--- START OF PROVIDED RECORDS ---
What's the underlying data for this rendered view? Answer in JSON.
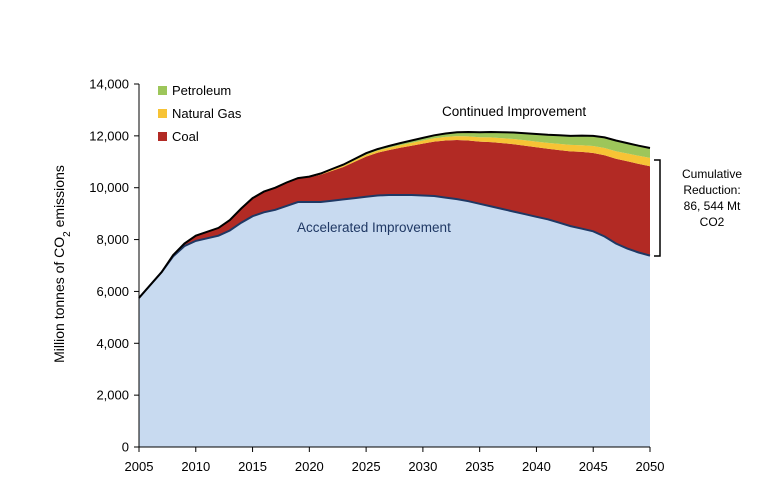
{
  "chart_data": {
    "type": "area",
    "ylabel": "Million tonnes of CO2 emissions",
    "ylim": [
      0,
      14000
    ],
    "yticks": [
      0,
      2000,
      4000,
      6000,
      8000,
      10000,
      12000,
      14000
    ],
    "ytick_labels": [
      "0",
      "2,000",
      "4,000",
      "6,000",
      "8,000",
      "10,000",
      "12,000",
      "14,000"
    ],
    "xlim": [
      2005,
      2050
    ],
    "xticks": [
      2005,
      2010,
      2015,
      2020,
      2025,
      2030,
      2035,
      2040,
      2045,
      2050
    ],
    "xtick_labels": [
      "2005",
      "2010",
      "2015",
      "2020",
      "2025",
      "2030",
      "2035",
      "2040",
      "2045",
      "2050"
    ],
    "x": [
      2005,
      2006,
      2007,
      2008,
      2009,
      2010,
      2011,
      2012,
      2013,
      2014,
      2015,
      2016,
      2017,
      2018,
      2019,
      2020,
      2021,
      2022,
      2023,
      2024,
      2025,
      2026,
      2027,
      2028,
      2029,
      2030,
      2031,
      2032,
      2033,
      2034,
      2035,
      2036,
      2037,
      2038,
      2039,
      2040,
      2041,
      2042,
      2043,
      2044,
      2045,
      2046,
      2047,
      2048,
      2049,
      2050
    ],
    "series": [
      {
        "name": "Accelerated Improvement",
        "color": "#c8daf0",
        "line_color": "#1f3864",
        "values": [
          5750,
          6250,
          6750,
          7350,
          7750,
          7950,
          8050,
          8150,
          8350,
          8650,
          8900,
          9050,
          9150,
          9300,
          9450,
          9450,
          9450,
          9500,
          9550,
          9600,
          9650,
          9700,
          9720,
          9720,
          9720,
          9700,
          9680,
          9620,
          9560,
          9480,
          9380,
          9280,
          9180,
          9080,
          8980,
          8880,
          8780,
          8650,
          8520,
          8420,
          8320,
          8120,
          7850,
          7650,
          7500,
          7380
        ]
      },
      {
        "name": "Coal",
        "color": "#b22a24",
        "values": [
          0,
          0,
          0,
          50,
          100,
          200,
          250,
          300,
          400,
          550,
          700,
          800,
          850,
          900,
          900,
          950,
          1050,
          1150,
          1250,
          1400,
          1550,
          1650,
          1730,
          1820,
          1900,
          2000,
          2100,
          2200,
          2280,
          2340,
          2400,
          2480,
          2540,
          2600,
          2640,
          2680,
          2720,
          2800,
          2880,
          2960,
          3020,
          3130,
          3270,
          3370,
          3420,
          3450
        ]
      },
      {
        "name": "Natural Gas",
        "color": "#f7c335",
        "values": [
          0,
          0,
          0,
          0,
          0,
          0,
          0,
          0,
          0,
          0,
          0,
          0,
          0,
          0,
          10,
          20,
          30,
          40,
          50,
          60,
          70,
          80,
          90,
          100,
          110,
          120,
          130,
          140,
          150,
          160,
          170,
          180,
          190,
          200,
          210,
          220,
          230,
          240,
          250,
          260,
          270,
          280,
          290,
          300,
          310,
          320
        ]
      },
      {
        "name": "Petroleum",
        "color": "#9dc65a",
        "values": [
          0,
          0,
          0,
          0,
          0,
          0,
          0,
          0,
          0,
          0,
          0,
          0,
          0,
          0,
          10,
          10,
          20,
          30,
          40,
          50,
          60,
          60,
          70,
          80,
          90,
          100,
          110,
          130,
          150,
          170,
          190,
          210,
          230,
          250,
          270,
          290,
          310,
          330,
          350,
          370,
          390,
          410,
          410,
          400,
          390,
          380
        ]
      }
    ],
    "top_line_color": "#000000",
    "legend": [
      {
        "label": "Petroleum",
        "color": "#9dc65a"
      },
      {
        "label": "Natural Gas",
        "color": "#f7c335"
      },
      {
        "label": "Coal",
        "color": "#b22a24"
      }
    ],
    "legend_position": "top-left",
    "annotations": {
      "continued": "Continued Improvement",
      "accelerated": "Accelerated Improvement",
      "reduction_lines": [
        "Cumulative",
        "Reduction:",
        "86, 544 Mt",
        "CO2"
      ]
    },
    "grid": false
  }
}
--- END OF PROVIDED RECORDS ---
→ **PROBLEM**: Print each line of the material above exactly, with the pictures removed from your copy.

→ **REPLY**:
What's the underlying data for this rendered view? Answer in JSON.
{
  "chart_data": {
    "type": "area",
    "ylabel": "Million tonnes of CO2 emissions",
    "ylim": [
      0,
      14000
    ],
    "yticks": [
      0,
      2000,
      4000,
      6000,
      8000,
      10000,
      12000,
      14000
    ],
    "ytick_labels": [
      "0",
      "2,000",
      "4,000",
      "6,000",
      "8,000",
      "10,000",
      "12,000",
      "14,000"
    ],
    "xlim": [
      2005,
      2050
    ],
    "xticks": [
      2005,
      2010,
      2015,
      2020,
      2025,
      2030,
      2035,
      2040,
      2045,
      2050
    ],
    "xtick_labels": [
      "2005",
      "2010",
      "2015",
      "2020",
      "2025",
      "2030",
      "2035",
      "2040",
      "2045",
      "2050"
    ],
    "x": [
      2005,
      2006,
      2007,
      2008,
      2009,
      2010,
      2011,
      2012,
      2013,
      2014,
      2015,
      2016,
      2017,
      2018,
      2019,
      2020,
      2021,
      2022,
      2023,
      2024,
      2025,
      2026,
      2027,
      2028,
      2029,
      2030,
      2031,
      2032,
      2033,
      2034,
      2035,
      2036,
      2037,
      2038,
      2039,
      2040,
      2041,
      2042,
      2043,
      2044,
      2045,
      2046,
      2047,
      2048,
      2049,
      2050
    ],
    "series": [
      {
        "name": "Accelerated Improvement",
        "color": "#c8daf0",
        "line_color": "#1f3864",
        "values": [
          5750,
          6250,
          6750,
          7350,
          7750,
          7950,
          8050,
          8150,
          8350,
          8650,
          8900,
          9050,
          9150,
          9300,
          9450,
          9450,
          9450,
          9500,
          9550,
          9600,
          9650,
          9700,
          9720,
          9720,
          9720,
          9700,
          9680,
          9620,
          9560,
          9480,
          9380,
          9280,
          9180,
          9080,
          8980,
          8880,
          8780,
          8650,
          8520,
          8420,
          8320,
          8120,
          7850,
          7650,
          7500,
          7380
        ]
      },
      {
        "name": "Coal",
        "color": "#b22a24",
        "values": [
          0,
          0,
          0,
          50,
          100,
          200,
          250,
          300,
          400,
          550,
          700,
          800,
          850,
          900,
          900,
          950,
          1050,
          1150,
          1250,
          1400,
          1550,
          1650,
          1730,
          1820,
          1900,
          2000,
          2100,
          2200,
          2280,
          2340,
          2400,
          2480,
          2540,
          2600,
          2640,
          2680,
          2720,
          2800,
          2880,
          2960,
          3020,
          3130,
          3270,
          3370,
          3420,
          3450
        ]
      },
      {
        "name": "Natural Gas",
        "color": "#f7c335",
        "values": [
          0,
          0,
          0,
          0,
          0,
          0,
          0,
          0,
          0,
          0,
          0,
          0,
          0,
          0,
          10,
          20,
          30,
          40,
          50,
          60,
          70,
          80,
          90,
          100,
          110,
          120,
          130,
          140,
          150,
          160,
          170,
          180,
          190,
          200,
          210,
          220,
          230,
          240,
          250,
          260,
          270,
          280,
          290,
          300,
          310,
          320
        ]
      },
      {
        "name": "Petroleum",
        "color": "#9dc65a",
        "values": [
          0,
          0,
          0,
          0,
          0,
          0,
          0,
          0,
          0,
          0,
          0,
          0,
          0,
          0,
          10,
          10,
          20,
          30,
          40,
          50,
          60,
          60,
          70,
          80,
          90,
          100,
          110,
          130,
          150,
          170,
          190,
          210,
          230,
          250,
          270,
          290,
          310,
          330,
          350,
          370,
          390,
          410,
          410,
          400,
          390,
          380
        ]
      }
    ],
    "top_line_color": "#000000",
    "legend": [
      {
        "label": "Petroleum",
        "color": "#9dc65a"
      },
      {
        "label": "Natural Gas",
        "color": "#f7c335"
      },
      {
        "label": "Coal",
        "color": "#b22a24"
      }
    ],
    "legend_position": "top-left",
    "annotations": {
      "continued": "Continued Improvement",
      "accelerated": "Accelerated Improvement",
      "reduction_lines": [
        "Cumulative",
        "Reduction:",
        "86, 544 Mt",
        "CO2"
      ]
    },
    "grid": false
  }
}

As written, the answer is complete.